### [Records provided]
....................
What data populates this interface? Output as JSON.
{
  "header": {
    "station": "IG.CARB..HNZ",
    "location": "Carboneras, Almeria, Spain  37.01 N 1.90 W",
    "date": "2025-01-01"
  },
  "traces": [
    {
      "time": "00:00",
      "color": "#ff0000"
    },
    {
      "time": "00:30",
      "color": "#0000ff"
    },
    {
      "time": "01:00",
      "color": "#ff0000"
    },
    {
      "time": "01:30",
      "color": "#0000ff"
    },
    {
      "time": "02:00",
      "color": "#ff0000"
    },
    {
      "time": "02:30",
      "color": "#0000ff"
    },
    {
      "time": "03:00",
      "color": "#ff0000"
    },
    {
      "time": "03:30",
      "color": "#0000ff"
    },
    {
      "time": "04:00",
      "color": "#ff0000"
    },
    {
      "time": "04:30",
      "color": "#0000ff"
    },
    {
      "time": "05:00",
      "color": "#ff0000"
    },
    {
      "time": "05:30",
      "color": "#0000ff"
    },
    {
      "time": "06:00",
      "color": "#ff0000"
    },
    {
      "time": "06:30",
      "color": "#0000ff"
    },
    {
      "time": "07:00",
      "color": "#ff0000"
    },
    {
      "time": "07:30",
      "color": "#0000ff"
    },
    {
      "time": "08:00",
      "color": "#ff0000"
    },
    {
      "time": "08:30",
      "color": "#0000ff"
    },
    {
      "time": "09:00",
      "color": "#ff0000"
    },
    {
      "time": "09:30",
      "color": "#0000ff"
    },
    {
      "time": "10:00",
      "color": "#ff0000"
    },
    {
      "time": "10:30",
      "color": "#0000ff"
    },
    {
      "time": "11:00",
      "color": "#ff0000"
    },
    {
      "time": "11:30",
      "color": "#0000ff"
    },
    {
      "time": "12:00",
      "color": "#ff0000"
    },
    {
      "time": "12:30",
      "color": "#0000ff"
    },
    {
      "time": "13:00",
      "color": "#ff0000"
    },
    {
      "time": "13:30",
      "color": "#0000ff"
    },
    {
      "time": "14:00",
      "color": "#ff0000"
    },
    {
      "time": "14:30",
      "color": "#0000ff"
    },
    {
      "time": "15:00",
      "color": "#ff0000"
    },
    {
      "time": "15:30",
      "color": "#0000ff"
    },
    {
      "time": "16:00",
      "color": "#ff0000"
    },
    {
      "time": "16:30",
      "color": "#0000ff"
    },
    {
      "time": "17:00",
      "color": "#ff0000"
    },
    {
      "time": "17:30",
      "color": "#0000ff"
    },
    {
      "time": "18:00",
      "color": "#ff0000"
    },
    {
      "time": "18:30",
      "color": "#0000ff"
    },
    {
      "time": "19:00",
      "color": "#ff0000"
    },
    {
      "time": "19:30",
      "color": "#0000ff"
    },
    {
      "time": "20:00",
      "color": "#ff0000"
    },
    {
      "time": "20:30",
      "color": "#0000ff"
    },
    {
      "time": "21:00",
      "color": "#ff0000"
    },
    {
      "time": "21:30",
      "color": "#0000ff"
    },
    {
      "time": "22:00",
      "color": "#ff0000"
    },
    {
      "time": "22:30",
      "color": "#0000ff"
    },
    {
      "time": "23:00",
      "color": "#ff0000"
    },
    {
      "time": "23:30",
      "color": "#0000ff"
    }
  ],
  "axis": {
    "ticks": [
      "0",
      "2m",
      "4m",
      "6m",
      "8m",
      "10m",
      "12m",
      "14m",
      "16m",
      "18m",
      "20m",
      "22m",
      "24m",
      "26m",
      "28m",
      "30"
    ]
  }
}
....................
### [Exercise aim]
Every line above needs to be retyped exactly.

### [Task response]
What data populates this interface? Output as JSON.
{
  "header": {
    "station": "IG.CARB..HNZ",
    "location": "Carboneras, Almeria, Spain  37.01 N 1.90 W",
    "date": "2025-01-01"
  },
  "traces": [
    {
      "time": "00:00",
      "color": "#ff0000"
    },
    {
      "time": "00:30",
      "color": "#0000ff"
    },
    {
      "time": "01:00",
      "color": "#ff0000"
    },
    {
      "time": "01:30",
      "color": "#0000ff"
    },
    {
      "time": "02:00",
      "color": "#ff0000"
    },
    {
      "time": "02:30",
      "color": "#0000ff"
    },
    {
      "time": "03:00",
      "color": "#ff0000"
    },
    {
      "time": "03:30",
      "color": "#0000ff"
    },
    {
      "time": "04:00",
      "color": "#ff0000"
    },
    {
      "time": "04:30",
      "color": "#0000ff"
    },
    {
      "time": "05:00",
      "color": "#ff0000"
    },
    {
      "time": "05:30",
      "color": "#0000ff"
    },
    {
      "time": "06:00",
      "color": "#ff0000"
    },
    {
      "time": "06:30",
      "color": "#0000ff"
    },
    {
      "time": "07:00",
      "color": "#ff0000"
    },
    {
      "time": "07:30",
      "color": "#0000ff"
    },
    {
      "time": "08:00",
      "color": "#ff0000"
    },
    {
      "time": "08:30",
      "color": "#0000ff"
    },
    {
      "time": "09:00",
      "color": "#ff0000"
    },
    {
      "time": "09:30",
      "color": "#0000ff"
    },
    {
      "time": "10:00",
      "color": "#ff0000"
    },
    {
      "time": "10:30",
      "color": "#0000ff"
    },
    {
      "time": "11:00",
      "color": "#ff0000"
    },
    {
      "time": "11:30",
      "color": "#0000ff"
    },
    {
      "time": "12:00",
      "color": "#ff0000"
    },
    {
      "time": "12:30",
      "color": "#0000ff"
    },
    {
      "time": "13:00",
      "color": "#ff0000"
    },
    {
      "time": "13:30",
      "color": "#0000ff"
    },
    {
      "time": "14:00",
      "color": "#ff0000"
    },
    {
      "time": "14:30",
      "color": "#0000ff"
    },
    {
      "time": "15:00",
      "color": "#ff0000"
    },
    {
      "time": "15:30",
      "color": "#0000ff"
    },
    {
      "time": "16:00",
      "color": "#ff0000"
    },
    {
      "time": "16:30",
      "color": "#0000ff"
    },
    {
      "time": "17:00",
      "color": "#ff0000"
    },
    {
      "time": "17:30",
      "color": "#0000ff"
    },
    {
      "time": "18:00",
      "color": "#ff0000"
    },
    {
      "time": "18:30",
      "color": "#0000ff"
    },
    {
      "time": "19:00",
      "color": "#ff0000"
    },
    {
      "time": "19:30",
      "color": "#0000ff"
    },
    {
      "time": "20:00",
      "color": "#ff0000"
    },
    {
      "time": "20:30",
      "color": "#0000ff"
    },
    {
      "time": "21:00",
      "color": "#ff0000"
    },
    {
      "time": "21:30",
      "color": "#0000ff"
    },
    {
      "time": "22:00",
      "color": "#ff0000"
    },
    {
      "time": "22:30",
      "color": "#0000ff"
    },
    {
      "time": "23:00",
      "color": "#ff0000"
    },
    {
      "time": "23:30",
      "color": "#0000ff"
    }
  ],
  "axis": {
    "ticks": [
      "0",
      "2m",
      "4m",
      "6m",
      "8m",
      "10m",
      "12m",
      "14m",
      "16m",
      "18m",
      "20m",
      "22m",
      "24m",
      "26m",
      "28m",
      "30"
    ]
  }
}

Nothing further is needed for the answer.